**Selected extract:**

Synthesis of 3-(4-Chlorophenyl)-1-(2,6-difluoro-4-nitrophenyl)aminopropan-2-ol (14k)

A solution of 1-amino-3-(4-chlorophenyl)propan-2-ol hydrochloride (222 mg, 1.00 mmol), 3,4,5-trifluoronitrobenzene (128 μL, 194 mg, 1.10 mmol), and DIPEA (700 μL, 519 mg, 4.00 mmol) in ACN (6 mL) was stirred at 40 °C under Ar for 14 h. The product was isolated by silica-gel column chromatography (DCM), and concentration of the relevant fractions (Rf = 0.18 in DCM) yielded 14k as a yellow crystalline solid (273 mg, 80%, mp. 130–132 °C). IR (neat): νmax 3491, 3294, 3095, 3023, 2897, 1610 cm–1; 1H NMR (400.13 MHz, CDCl3): δ 7.78 (dd, J = 8.1 Hz, 2.1 Hz, 2H), 7.31 (d, J = 8.4 Hz, 2H), 7.16 (d, J 8.4 Hz, 2H), 4.80 (bs, NH), 4.07–4.01 (m, 1H), 3.75 (d, J = 13.4 Hz, 1H), 3.43 (dd, J = 13.4 Hz, 8.2 Hz, 1H), 2.87 (dd, J = 13.7 Hz, 4.5 Hz, 1H), 2.74 (dd, J = 13.7 Hz, 8.5 Hz, 1H); 13C{1H} NMR (100.61 MHz, CDCl3): δ 150.1 (dd, J = 243.6 Hz, 9.0 Hz), 135.9 (t, J = 10.7 Hz), 135.5, 133.1, 132.7 (t, J = 12.6 Hz), 130.8, 129.1, 109.0 (dd, J = 18.2 Hz, 9.6 Hz), 71.8, 50.1 (t, J = 4.5 Hz), 40.9; 19F NMR (376.46 MHz, CDCl3): δ −128.8; HRMS (ESI/TOF): Calcd for C15H12N2O335ClF2– [M – H]− 341.05155, found 341.05100.

**Records excerpted from a collection:**

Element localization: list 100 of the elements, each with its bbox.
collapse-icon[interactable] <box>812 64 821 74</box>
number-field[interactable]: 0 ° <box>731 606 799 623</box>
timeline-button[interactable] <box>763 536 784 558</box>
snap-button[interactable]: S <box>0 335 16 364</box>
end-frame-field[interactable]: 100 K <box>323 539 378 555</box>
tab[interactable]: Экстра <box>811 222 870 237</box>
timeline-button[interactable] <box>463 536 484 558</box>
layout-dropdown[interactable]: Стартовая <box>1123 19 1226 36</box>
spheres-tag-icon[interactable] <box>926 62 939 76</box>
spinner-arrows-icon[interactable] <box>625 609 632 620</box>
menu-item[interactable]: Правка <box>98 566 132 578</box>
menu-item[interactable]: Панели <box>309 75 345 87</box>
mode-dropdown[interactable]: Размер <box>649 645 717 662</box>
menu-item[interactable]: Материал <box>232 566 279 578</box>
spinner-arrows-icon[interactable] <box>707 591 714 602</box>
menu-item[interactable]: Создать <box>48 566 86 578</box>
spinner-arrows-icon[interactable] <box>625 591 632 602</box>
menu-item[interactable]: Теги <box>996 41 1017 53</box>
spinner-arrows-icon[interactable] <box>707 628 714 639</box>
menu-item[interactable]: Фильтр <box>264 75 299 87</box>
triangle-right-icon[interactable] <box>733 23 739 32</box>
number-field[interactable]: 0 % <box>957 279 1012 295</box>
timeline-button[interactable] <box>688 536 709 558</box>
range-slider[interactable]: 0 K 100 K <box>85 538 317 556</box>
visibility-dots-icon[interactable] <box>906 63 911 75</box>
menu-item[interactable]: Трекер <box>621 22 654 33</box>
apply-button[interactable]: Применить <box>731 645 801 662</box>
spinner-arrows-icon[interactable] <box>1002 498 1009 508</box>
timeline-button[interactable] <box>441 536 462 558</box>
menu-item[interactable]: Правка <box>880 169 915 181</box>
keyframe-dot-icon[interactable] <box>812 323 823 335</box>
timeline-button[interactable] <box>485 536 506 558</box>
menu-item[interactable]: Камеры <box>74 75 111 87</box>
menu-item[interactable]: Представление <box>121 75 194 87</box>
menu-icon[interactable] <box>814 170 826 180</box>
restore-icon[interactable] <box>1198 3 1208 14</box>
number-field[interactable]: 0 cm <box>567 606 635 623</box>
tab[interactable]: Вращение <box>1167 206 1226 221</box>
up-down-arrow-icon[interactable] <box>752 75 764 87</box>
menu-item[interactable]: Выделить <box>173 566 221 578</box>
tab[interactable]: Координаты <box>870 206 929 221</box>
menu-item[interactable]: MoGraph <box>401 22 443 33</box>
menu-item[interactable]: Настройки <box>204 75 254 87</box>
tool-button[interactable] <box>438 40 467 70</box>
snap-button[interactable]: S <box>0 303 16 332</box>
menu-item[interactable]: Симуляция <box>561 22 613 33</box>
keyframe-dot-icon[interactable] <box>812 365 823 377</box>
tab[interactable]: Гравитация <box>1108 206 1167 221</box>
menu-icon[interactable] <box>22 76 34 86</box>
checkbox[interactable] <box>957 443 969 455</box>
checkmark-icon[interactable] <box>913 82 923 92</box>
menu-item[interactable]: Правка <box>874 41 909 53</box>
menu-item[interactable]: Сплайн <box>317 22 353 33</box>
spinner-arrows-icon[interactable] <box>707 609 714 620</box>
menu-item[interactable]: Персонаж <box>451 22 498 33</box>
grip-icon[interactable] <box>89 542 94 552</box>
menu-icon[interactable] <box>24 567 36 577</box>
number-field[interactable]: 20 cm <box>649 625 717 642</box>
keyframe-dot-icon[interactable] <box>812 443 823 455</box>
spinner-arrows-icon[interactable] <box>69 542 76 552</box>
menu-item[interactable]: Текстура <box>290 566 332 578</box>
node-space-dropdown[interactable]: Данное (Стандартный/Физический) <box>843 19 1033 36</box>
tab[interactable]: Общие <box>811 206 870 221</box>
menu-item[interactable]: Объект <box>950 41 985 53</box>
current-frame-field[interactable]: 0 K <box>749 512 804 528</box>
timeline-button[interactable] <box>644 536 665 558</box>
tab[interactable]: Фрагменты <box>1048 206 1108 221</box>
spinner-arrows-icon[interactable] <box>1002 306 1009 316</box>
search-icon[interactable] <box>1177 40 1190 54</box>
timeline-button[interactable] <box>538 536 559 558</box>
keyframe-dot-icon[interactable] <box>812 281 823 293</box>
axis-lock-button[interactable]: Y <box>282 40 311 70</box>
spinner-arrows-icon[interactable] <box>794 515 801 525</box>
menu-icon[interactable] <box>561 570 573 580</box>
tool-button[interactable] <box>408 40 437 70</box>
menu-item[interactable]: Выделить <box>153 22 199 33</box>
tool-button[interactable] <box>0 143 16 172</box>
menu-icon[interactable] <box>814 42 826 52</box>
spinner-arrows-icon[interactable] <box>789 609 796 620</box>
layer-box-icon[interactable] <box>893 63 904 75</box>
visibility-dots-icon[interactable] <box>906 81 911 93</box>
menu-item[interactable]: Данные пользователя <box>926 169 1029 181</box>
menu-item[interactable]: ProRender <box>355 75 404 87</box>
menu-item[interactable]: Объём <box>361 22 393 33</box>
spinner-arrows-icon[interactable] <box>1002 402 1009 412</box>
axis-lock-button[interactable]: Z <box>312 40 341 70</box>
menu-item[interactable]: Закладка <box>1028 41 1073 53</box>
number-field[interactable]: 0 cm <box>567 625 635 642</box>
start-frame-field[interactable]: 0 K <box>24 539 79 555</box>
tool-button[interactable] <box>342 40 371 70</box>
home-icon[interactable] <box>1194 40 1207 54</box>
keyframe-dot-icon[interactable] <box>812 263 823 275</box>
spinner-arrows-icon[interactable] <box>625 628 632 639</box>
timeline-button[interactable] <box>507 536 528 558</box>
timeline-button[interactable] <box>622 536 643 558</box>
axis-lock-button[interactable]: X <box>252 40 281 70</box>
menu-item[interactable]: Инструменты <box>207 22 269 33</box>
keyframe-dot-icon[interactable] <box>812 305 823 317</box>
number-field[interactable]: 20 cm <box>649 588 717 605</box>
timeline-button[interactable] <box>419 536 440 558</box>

**Work instructions:** According to the synthesis procedure, at what temperature and for how long was the reaction mixture stirred?

**Response for this exercise:** At 40 °C under Ar for 14 h.